Copy out the material below in full, but not its images.

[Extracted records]
=======
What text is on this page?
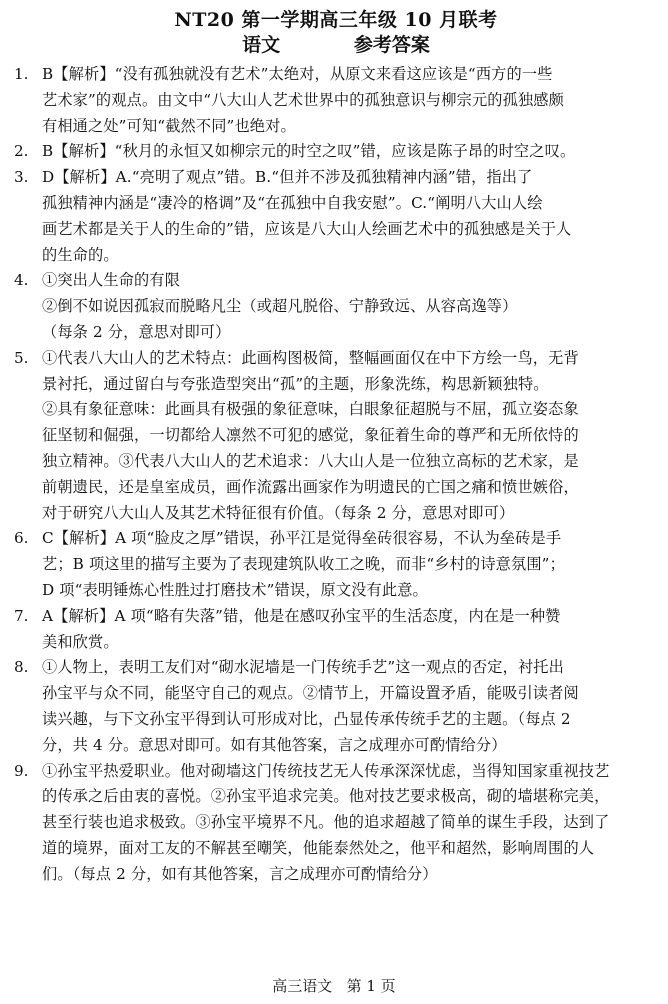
NT20 第一学期高三年级 10 月联考
语文   参考答案
1. B【解析】“没有孤独就没有艺术”太绝对，从原文来看这应该是“西方的一些
艺术家”的观点。由文中“八大山人艺术世界中的孤独意识与柳宗元的孤独感颇
有相通之处”可知“截然不同”也绝对。
2. B【解析】“秋月的永恒又如柳宗元的时空之叹”错，应该是陈子昂的时空之叹。
3. D【解析】A.“亮明了观点”错。B.“但并不涉及孤独精神内涵”错，指出了
孤独精神内涵是“凄冷的格调”及“在孤独中自我安慰”。C.“阐明八大山人绘
画艺术都是关于人的生命的”错，应该是八大山人绘画艺术中的孤独感是关于人
的生命的。
4. ①突出人生命的有限
②倒不如说因孤寂而脱略凡尘（或超凡脱俗、宁静致远、从容高逸等）
（每条 2 分，意思对即可）
5. ①代表八大山人的艺术特点：此画构图极简，整幅画面仅在中下方绘一鸟，无背
景衬托，通过留白与夸张造型突出“孤”的主题，形象洗练，构思新颖独特。
②具有象征意味：此画具有极强的象征意味，白眼象征超脱与不屈，孤立姿态象
征坚韧和倔强，一切都给人凛然不可犯的感觉，象征着生命的尊严和无所依恃的
独立精神。③代表八大山人的艺术追求：八大山人是一位独立高标的艺术家，是
前朝遗民，还是皇室成员，画作流露出画家作为明遗民的亡国之痛和愤世嫉俗，
对于研究八大山人及其艺术特征很有价值。（每条 2 分，意思对即可）
6. C【解析】A 项“脸皮之厚”错误，孙平江是觉得垒砖很容易，不认为垒砖是手
艺；B 项这里的描写主要为了表现建筑队收工之晚，而非“乡村的诗意氛围”；
D 项“表明锤炼心性胜过打磨技术”错误，原文没有此意。
7. A【解析】A 项“略有失落”错，他是在感叹孙宝平的生活态度，内在是一种赞
美和欣赏。
8. ①人物上，表明工友们对“砌水泥墙是一门传统手艺”这一观点的否定，衬托出
孙宝平与众不同，能坚守自己的观点。②情节上，开篇设置矛盾，能吸引读者阅
读兴趣，与下文孙宝平得到认可形成对比，凸显传承传统手艺的主题。（每点 2
分，共 4 分。意思对即可。如有其他答案，言之成理亦可酌情给分）
9. ①孙宝平热爱职业。他对砌墙这门传统技艺无人传承深深忧虑，当得知国家重视技艺
的传承之后由衷的喜悦。②孙宝平追求完美。他对技艺要求极高，砌的墙堪称完美，
甚至行装也追求极致。③孙宝平境界不凡。他的追求超越了简单的谋生手段，达到了
道的境界，面对工友的不解甚至嘲笑，他能泰然处之，他平和超然，影响周围的人
们。（每点 2 分，如有其他答案，言之成理亦可酌情给分）
高三语文   第 1 页
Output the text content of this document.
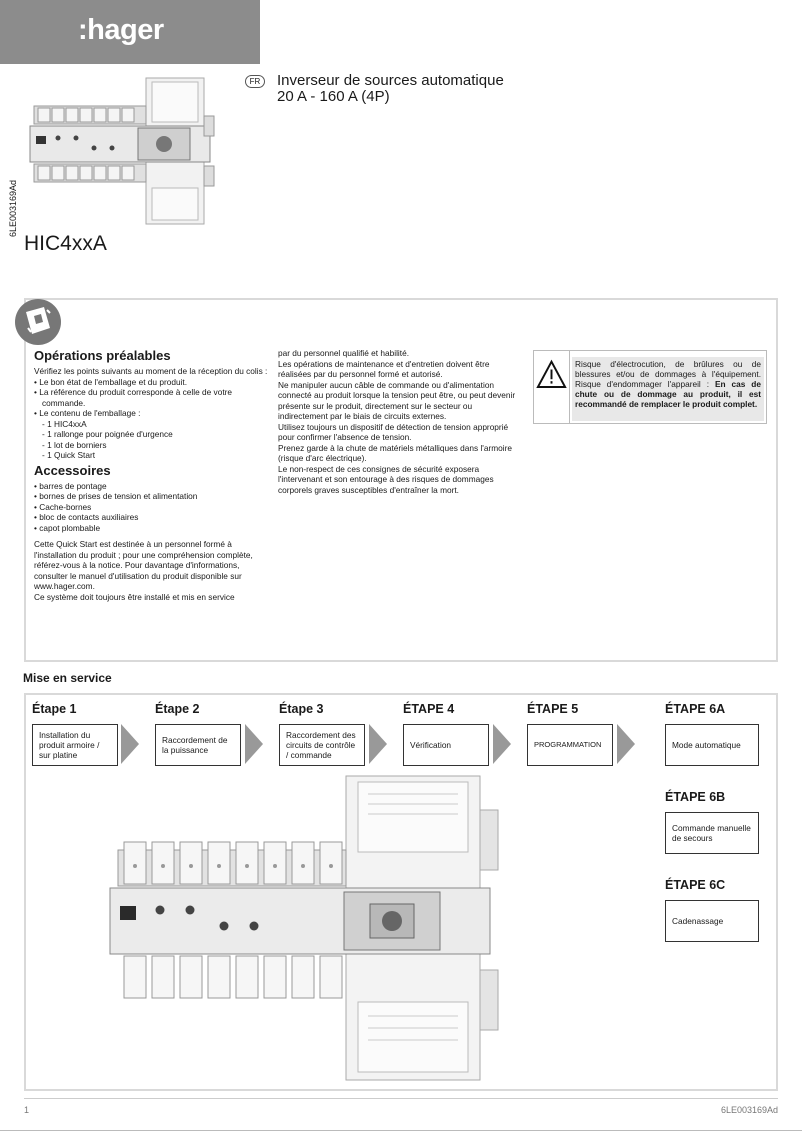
:hager
6LE003169Ad
HIC4xxA
FR	Inverseur de sources automatique
20 A - 160 A (4P)
Opérations préalables
Vérifiez les points suivants au moment de la réception du colis :
• Le bon état de l'emballage et du produit.
• La référence du produit corresponde à celle de votre commande.
• Le contenu de l'emballage :
- 1 HIC4xxA
- 1 rallonge pour poignée d'urgence
- 1 lot de borniers
- 1 Quick Start
Accessoires
• barres de pontage
• bornes de prises de tension et alimentation
• Cache-bornes
• bloc de contacts auxiliaires
• capot plombable
Cette Quick Start est destinée à un personnel formé à l'installation du produit ; pour une compréhension complète, référez-vous à la notice. Pour davantage d'informations, consulter le manuel d'utilisation du produit disponible sur www.hager.com.
Ce système doit toujours être installé et mis en service
par du personnel qualifié et habilité.
Les opérations de maintenance et d'entretien doivent être réalisées par du personnel formé et autorisé.
Ne manipuler aucun câble de commande ou d'alimentation connecté au produit lorsque la tension peut être, ou peut devenir présente sur le produit, directement sur le secteur ou indirectement par le biais de circuits externes.
Utilisez toujours un dispositif de détection de tension approprié pour confirmer l'absence de tension.
Prenez garde à la chute de matériels métalliques dans l'armoire (risque d'arc électrique).
Le non-respect de ces consignes de sécurité exposera l'intervenant et son entourage à des risques de dommages corporels graves susceptibles d'entraîner la mort.
Risque d'électrocution, de brûlures ou de blessures et/ou de dommages à l'équipement. Risque d'endommager l'appareil : En cas de chute ou de dommage au produit, il est recommandé de remplacer le produit complet.
Mise en service
Étape 1	Étape 2	Étape 3	ÉTAPE 4	ÉTAPE 5	ÉTAPE 6A
Installation du produit armoire / sur platine
Raccordement de la puissance
Raccordement des circuits de contrôle / commande
Vérification	PROGRAMMATION	Mode automatique
ÉTAPE 6B
Commande manuelle de secours
ÉTAPE 6C
Cadenassage
1	6LE003169Ad
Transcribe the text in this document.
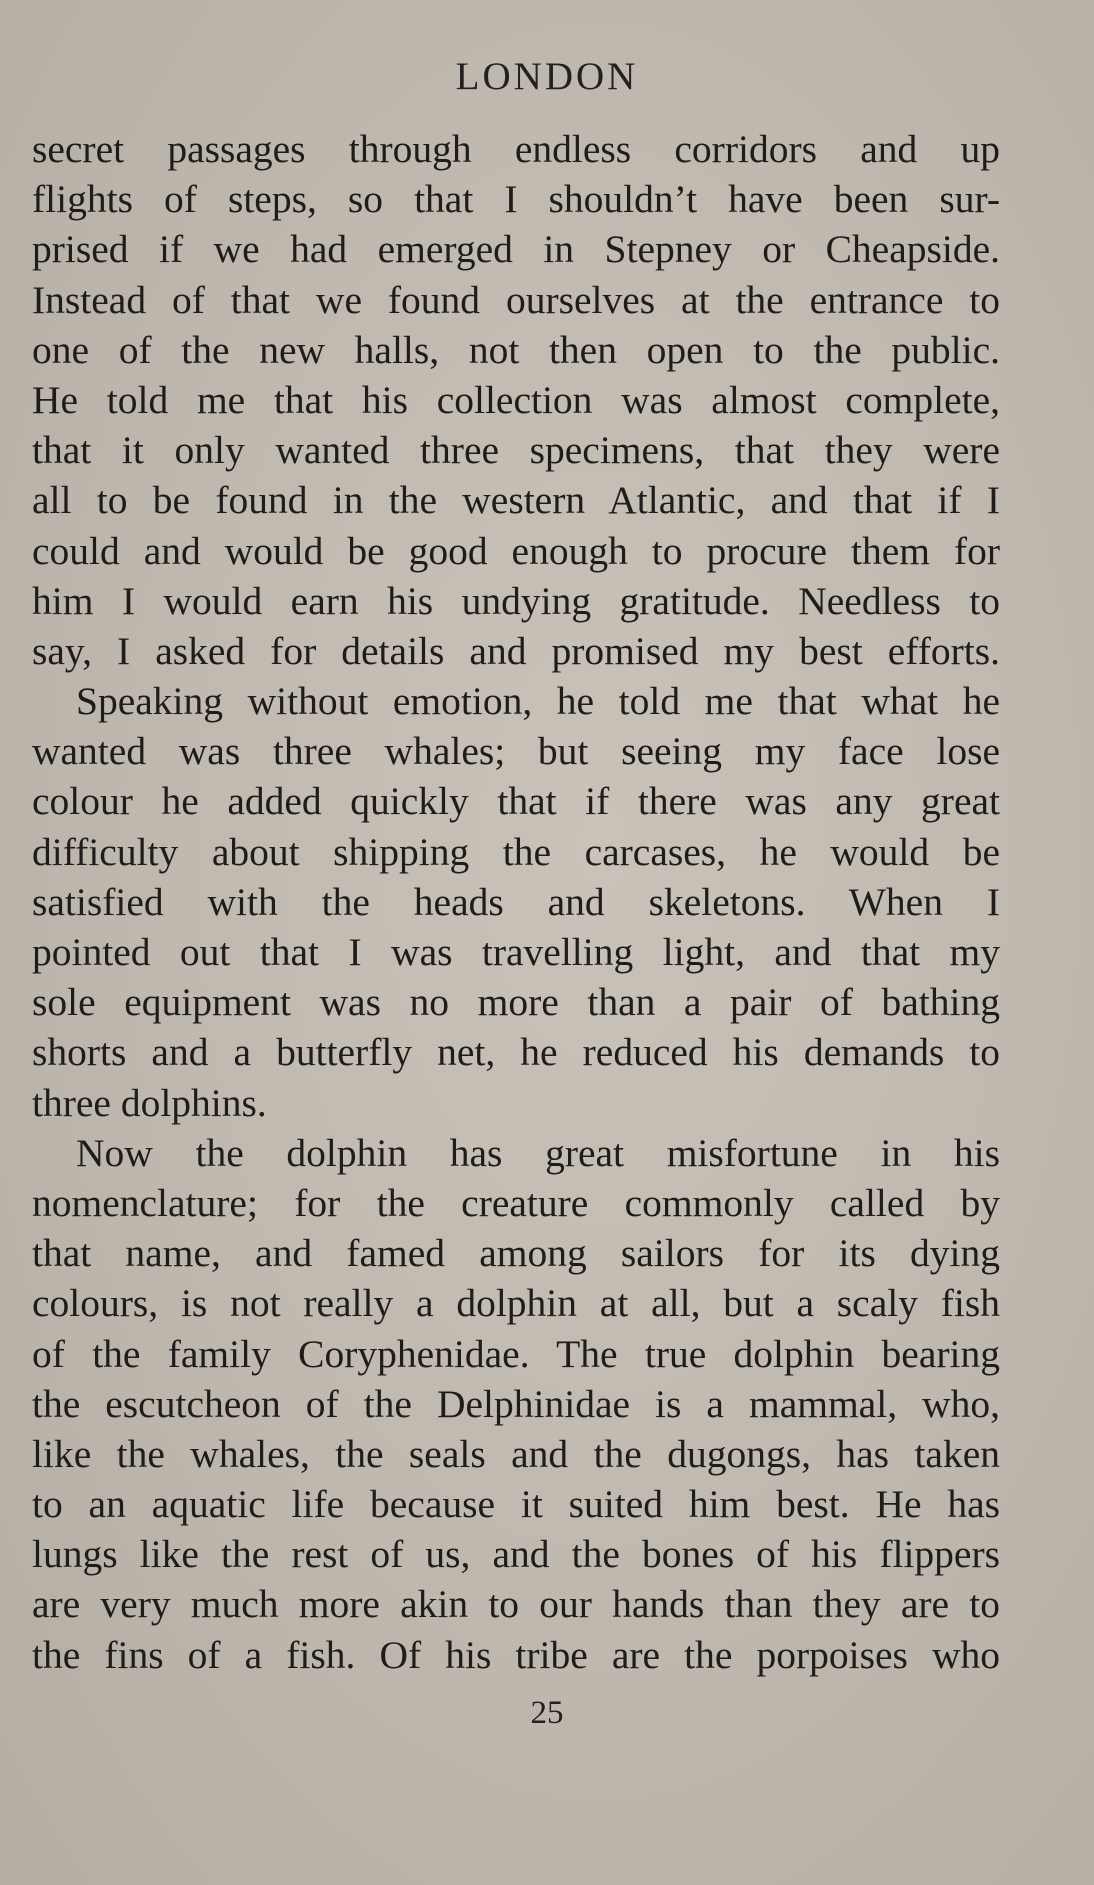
LONDON
secret passages through endless corridors and up
flights of steps, so that I shouldn’t have been sur-
prised if we had emerged in Stepney or Cheapside.
Instead of that we found ourselves at the entrance to
one of the new halls, not then open to the public.
He told me that his collection was almost complete,
that it only wanted three specimens, that they were
all to be found in the western Atlantic, and that if I
could and would be good enough to procure them for
him I would earn his undying gratitude. Needless to
say, I asked for details and promised my best efforts.
Speaking without emotion, he told me that what he
wanted was three whales; but seeing my face lose
colour he added quickly that if there was any great
difficulty about shipping the carcases, he would be
satisfied with the heads and skeletons. When I
pointed out that I was travelling light, and that my
sole equipment was no more than a pair of bathing
shorts and a butterfly net, he reduced his demands to
three dolphins.
Now the dolphin has great misfortune in his
nomenclature; for the creature commonly called by
that name, and famed among sailors for its dying
colours, is not really a dolphin at all, but a scaly fish
of the family Coryphenidae. The true dolphin bearing
the escutcheon of the Delphinidae is a mammal, who,
like the whales, the seals and the dugongs, has taken
to an aquatic life because it suited him best. He has
lungs like the rest of us, and the bones of his flippers
are very much more akin to our hands than they are to
the fins of a fish. Of his tribe are the porpoises who
25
=======
--- OUTPUT FOR THIS TASK ---
What text is on this page?
NT20 第一学期高三年级 10 月联考
语文   参考答案
1. B【解析】“没有孤独就没有艺术”太绝对，从原文来看这应该是“西方的一些
艺术家”的观点。由文中“八大山人艺术世界中的孤独意识与柳宗元的孤独感颇
有相通之处”可知“截然不同”也绝对。
2. B【解析】“秋月的永恒又如柳宗元的时空之叹”错，应该是陈子昂的时空之叹。
3. D【解析】A.“亮明了观点”错。B.“但并不涉及孤独精神内涵”错，指出了
孤独精神内涵是“凄冷的格调”及“在孤独中自我安慰”。C.“阐明八大山人绘
画艺术都是关于人的生命的”错，应该是八大山人绘画艺术中的孤独感是关于人
的生命的。
4. ①突出人生命的有限
②倒不如说因孤寂而脱略凡尘（或超凡脱俗、宁静致远、从容高逸等）
（每条 2 分，意思对即可）
5. ①代表八大山人的艺术特点：此画构图极简，整幅画面仅在中下方绘一鸟，无背
景衬托，通过留白与夸张造型突出“孤”的主题，形象洗练，构思新颖独特。
②具有象征意味：此画具有极强的象征意味，白眼象征超脱与不屈，孤立姿态象
征坚韧和倔强，一切都给人凛然不可犯的感觉，象征着生命的尊严和无所依恃的
独立精神。③代表八大山人的艺术追求：八大山人是一位独立高标的艺术家，是
前朝遗民，还是皇室成员，画作流露出画家作为明遗民的亡国之痛和愤世嫉俗，
对于研究八大山人及其艺术特征很有价值。（每条 2 分，意思对即可）
6. C【解析】A 项“脸皮之厚”错误，孙平江是觉得垒砖很容易，不认为垒砖是手
艺；B 项这里的描写主要为了表现建筑队收工之晚，而非“乡村的诗意氛围”；
D 项“表明锤炼心性胜过打磨技术”错误，原文没有此意。
7. A【解析】A 项“略有失落”错，他是在感叹孙宝平的生活态度，内在是一种赞
美和欣赏。
8. ①人物上，表明工友们对“砌水泥墙是一门传统手艺”这一观点的否定，衬托出
孙宝平与众不同，能坚守自己的观点。②情节上，开篇设置矛盾，能吸引读者阅
读兴趣，与下文孙宝平得到认可形成对比，凸显传承传统手艺的主题。（每点 2
分，共 4 分。意思对即可。如有其他答案，言之成理亦可酌情给分）
9. ①孙宝平热爱职业。他对砌墙这门传统技艺无人传承深深忧虑，当得知国家重视技艺
的传承之后由衷的喜悦。②孙宝平追求完美。他对技艺要求极高，砌的墙堪称完美，
甚至行装也追求极致。③孙宝平境界不凡。他的追求超越了简单的谋生手段，达到了
道的境界，面对工友的不解甚至嘲笑，他能泰然处之，他平和超然，影响周围的人
们。（每点 2 分，如有其他答案，言之成理亦可酌情给分）
高三语文   第 1 页
Output the text content of this document.
:hager
6LE003169Ad
HIC4xxA
FR	Inverseur de sources automatique
20 A - 160 A (4P)
Opérations préalables
Vérifiez les points suivants au moment de la réception du colis :
• Le bon état de l'emballage et du produit.
• La référence du produit corresponde à celle de votre commande.
• Le contenu de l'emballage :
- 1 HIC4xxA
- 1 rallonge pour poignée d'urgence
- 1 lot de borniers
- 1 Quick Start
Accessoires
• barres de pontage
• bornes de prises de tension et alimentation
• Cache-bornes
• bloc de contacts auxiliaires
• capot plombable
Cette Quick Start est destinée à un personnel formé à l'installation du produit ; pour une compréhension complète, référez-vous à la notice. Pour davantage d'informations, consulter le manuel d'utilisation du produit disponible sur www.hager.com.
Ce système doit toujours être installé et mis en service
par du personnel qualifié et habilité.
Les opérations de maintenance et d'entretien doivent être réalisées par du personnel formé et autorisé.
Ne manipuler aucun câble de commande ou d'alimentation connecté au produit lorsque la tension peut être, ou peut devenir présente sur le produit, directement sur le secteur ou indirectement par le biais de circuits externes.
Utilisez toujours un dispositif de détection de tension approprié pour confirmer l'absence de tension.
Prenez garde à la chute de matériels métalliques dans l'armoire (risque d'arc électrique).
Le non-respect de ces consignes de sécurité exposera l'intervenant et son entourage à des risques de dommages corporels graves susceptibles d'entraîner la mort.
Risque d'électrocution, de brûlures ou de blessures et/ou de dommages à l'équipement. Risque d'endommager l'appareil : En cas de chute ou de dommage au produit, il est recommandé de remplacer le produit complet.
Mise en service
Étape 1	Étape 2	Étape 3	ÉTAPE 4	ÉTAPE 5	ÉTAPE 6A
Installation du produit armoire / sur platine
Raccordement de la puissance
Raccordement des circuits de contrôle / commande
Vérification	PROGRAMMATION	Mode automatique
ÉTAPE 6B
Commande manuelle de secours
ÉTAPE 6C
Cadenassage
1	6LE003169Ad
Transcribe the text in this document.
LONDON
secret passages through endless corridors and up
flights of steps, so that I shouldn’t have been sur-
prised if we had emerged in Stepney or Cheapside.
Instead of that we found ourselves at the entrance to
one of the new halls, not then open to the public.
He told me that his collection was almost complete,
that it only wanted three specimens, that they were
all to be found in the western Atlantic, and that if I
could and would be good enough to procure them for
him I would earn his undying gratitude. Needless to
say, I asked for details and promised my best efforts.
Speaking without emotion, he told me that what he
wanted was three whales; but seeing my face lose
colour he added quickly that if there was any great
difficulty about shipping the carcases, he would be
satisfied with the heads and skeletons. When I
pointed out that I was travelling light, and that my
sole equipment was no more than a pair of bathing
shorts and a butterfly net, he reduced his demands to
three dolphins.
Now the dolphin has great misfortune in his
nomenclature; for the creature commonly called by
that name, and famed among sailors for its dying
colours, is not really a dolphin at all, but a scaly fish
of the family Coryphenidae. The true dolphin bearing
the escutcheon of the Delphinidae is a mammal, who,
like the whales, the seals and the dugongs, has taken
to an aquatic life because it suited him best. He has
lungs like the rest of us, and the bones of his flippers
are very much more akin to our hands than they are to
the fins of a fish. Of his tribe are the porpoises who
25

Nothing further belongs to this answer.